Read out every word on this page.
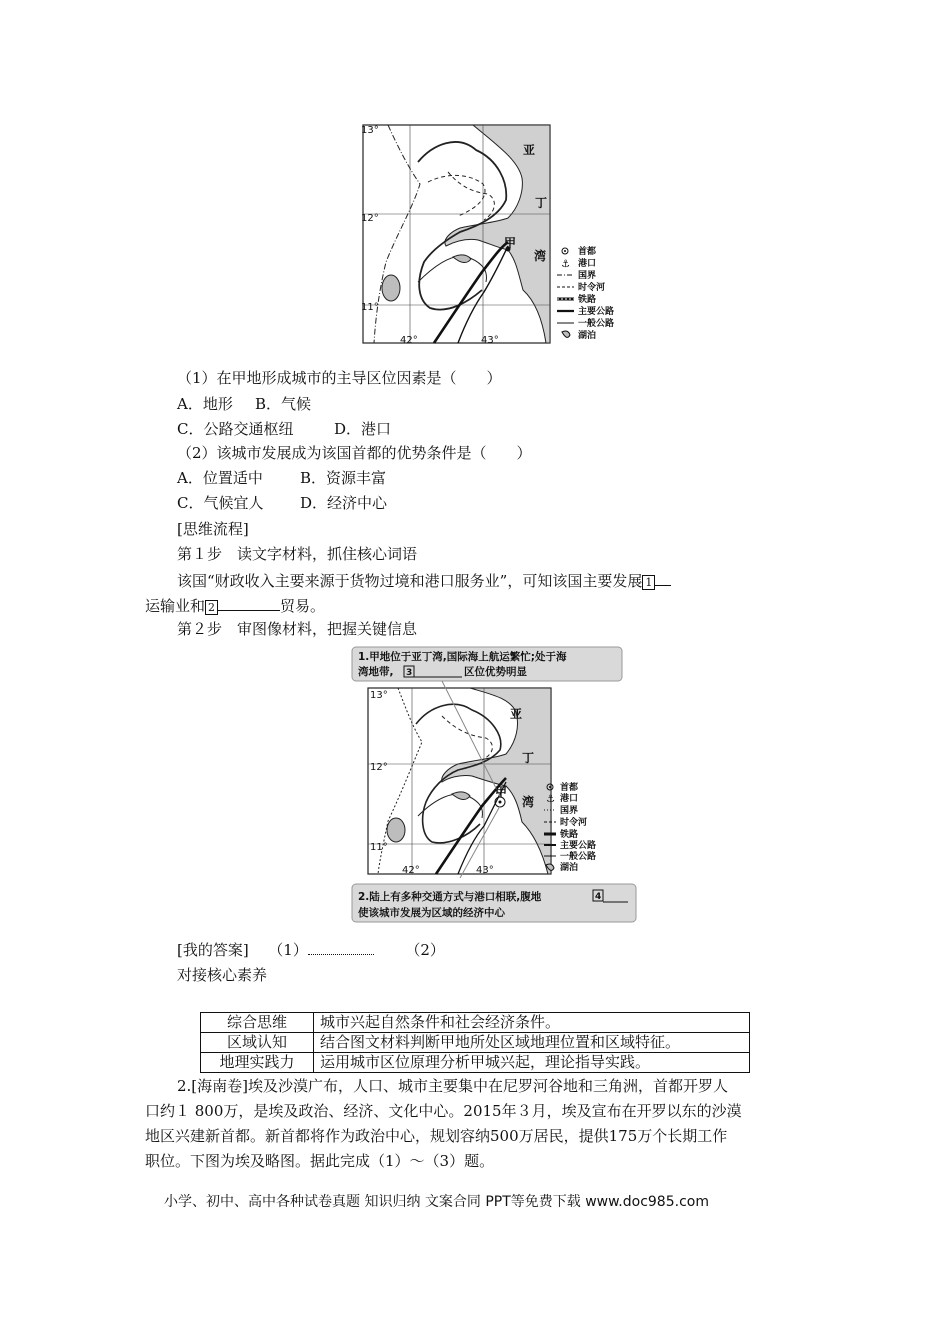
13°
12°
11°
42°	43°
亚
丁
湾
甲
首都
⚓ 港口
国界
时令河
铁路
主要公路
一般公路
湖泊
（1）在甲地形成城市的主导区位因素是（　　）
A．地形 B．气候
C．公路交通枢纽	D．港口
（2）该城市发展成为该国首都的优势条件是（　　）
A．位置适中 B．资源丰富
C．气候宜人 D．经济中心
[思维流程]
第１步　读文字材料，抓住核心词语
该国“财政收入主要来源于货物过境和港口服务业”，可知该国主要发展 1
运输业和 2	贸易。
第２步　审图像材料，把握关键信息
1.甲地位于亚丁湾,国际海上航运繁忙;处于海
湾地带, 3	区位优势明显
13°
12°
11°
42°	43°
亚
丁
湾
甲	首都
⚓ 港口
国界
时令河
铁路
主要公路
一般公路
湖泊
2.陆上有多种交通方式与港口相联,腹地	4
使该城市发展为区域的经济中心
[我的答案] （1）	（2）
对接核心素养
综合思维	城市兴起自然条件和社会经济条件。
区域认知	结合图文材料判断甲地所处区域地理位置和区域特征。
地理实践力	运用城市区位原理分析甲城兴起，理论指导实践。
2.[海南卷]埃及沙漠广布，人口、城市主要集中在尼罗河谷地和三角洲，首都开罗人
口约１ 800万，是埃及政治、经济、文化中心。2015年３月，埃及宣布在开罗以东的沙漠
地区兴建新首都。新首都将作为政治中心，规划容纳500万居民，提供175万个长期工作
职位。下图为埃及略图。据此完成（1）～（3）题。
小学、初中、高中各种试卷真题 知识归纳 文案合同 PPT等免费下载 www.doc985.com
★ ★ ★ ★
**The problem:**
Give back every line exactly as it stands, pictures excluded.

**Answer for this exercise:**
Read out every word on this page.
13°
12°
11°
42°	43°
亚
丁
湾
甲
首都
⚓ 港口
国界
时令河
铁路
主要公路
一般公路
湖泊
（1）在甲地形成城市的主导区位因素是（　　）
A．地形 B．气候
C．公路交通枢纽	D．港口
（2）该城市发展成为该国首都的优势条件是（　　）
A．位置适中 B．资源丰富
C．气候宜人 D．经济中心
[思维流程]
第１步　读文字材料，抓住核心词语
该国“财政收入主要来源于货物过境和港口服务业”，可知该国主要发展 1
运输业和 2	贸易。
第２步　审图像材料，把握关键信息
1.甲地位于亚丁湾,国际海上航运繁忙;处于海
湾地带, 3	区位优势明显
13°
12°
11°
42°	43°
亚
丁
湾
甲	首都
⚓ 港口
国界
时令河
铁路
主要公路
一般公路
湖泊
2.陆上有多种交通方式与港口相联,腹地	4
使该城市发展为区域的经济中心
[我的答案] （1）	（2）
对接核心素养
综合思维	城市兴起自然条件和社会经济条件。
区域认知	结合图文材料判断甲地所处区域地理位置和区域特征。
地理实践力	运用城市区位原理分析甲城兴起，理论指导实践。
2.[海南卷]埃及沙漠广布，人口、城市主要集中在尼罗河谷地和三角洲，首都开罗人
口约１ 800万，是埃及政治、经济、文化中心。2015年３月，埃及宣布在开罗以东的沙漠
地区兴建新首都。新首都将作为政治中心，规划容纳500万居民，提供175万个长期工作
职位。下图为埃及略图。据此完成（1）～（3）题。
小学、初中、高中各种试卷真题 知识归纳 文案合同 PPT等免费下载 www.doc985.com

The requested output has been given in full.